> Problem requirements
Return all of the data exactly as given.

Extracts from a graphics dataset:
———

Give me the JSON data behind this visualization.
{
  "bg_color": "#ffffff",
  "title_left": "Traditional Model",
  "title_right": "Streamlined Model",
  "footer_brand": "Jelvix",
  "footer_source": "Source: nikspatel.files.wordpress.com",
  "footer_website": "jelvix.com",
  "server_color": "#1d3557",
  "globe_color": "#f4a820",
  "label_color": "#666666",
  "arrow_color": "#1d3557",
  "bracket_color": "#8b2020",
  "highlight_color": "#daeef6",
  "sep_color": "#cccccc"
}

———

> Exercise result
Give me the JSON data behind this visualization.
{
  "bg_color": "#ffffff",
  "title_left": "Traditional Model",
  "title_right": "Streamlined Model",
  "footer_brand": "Jelvix",
  "footer_source": "Source: nikspatel.files.wordpress.com",
  "footer_website": "jelvix.com",
  "server_color": "#1d3557",
  "globe_color": "#f4a820",
  "label_color": "#666666",
  "arrow_color": "#1d3557",
  "bracket_color": "#8b2020",
  "highlight_color": "#daeef6",
  "sep_color": "#cccccc"
}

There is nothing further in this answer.